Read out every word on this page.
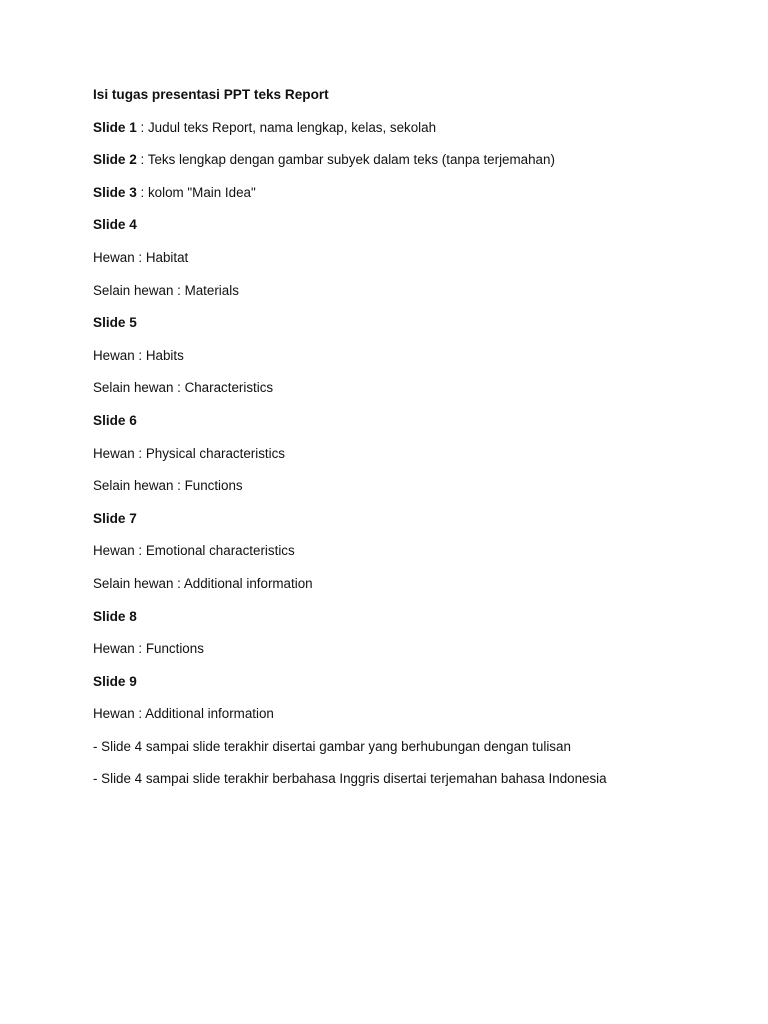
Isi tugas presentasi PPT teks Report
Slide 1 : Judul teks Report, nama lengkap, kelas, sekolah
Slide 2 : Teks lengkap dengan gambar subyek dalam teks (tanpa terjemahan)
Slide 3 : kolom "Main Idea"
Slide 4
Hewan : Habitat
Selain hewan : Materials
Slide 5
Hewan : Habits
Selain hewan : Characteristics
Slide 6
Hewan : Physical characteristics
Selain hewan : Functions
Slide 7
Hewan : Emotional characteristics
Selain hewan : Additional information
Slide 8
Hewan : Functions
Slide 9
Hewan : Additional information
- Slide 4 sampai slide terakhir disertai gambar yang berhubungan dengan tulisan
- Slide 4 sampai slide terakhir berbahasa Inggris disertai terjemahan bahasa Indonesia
───
### WRITTEN TASK
Collect every line above that contains the word "disertai".

### ANSWER BELOW
- Slide 4 sampai slide terakhir disertai gambar yang berhubungan dengan tulisan
- Slide 4 sampai slide terakhir berbahasa Inggris disertai terjemahan bahasa Indonesia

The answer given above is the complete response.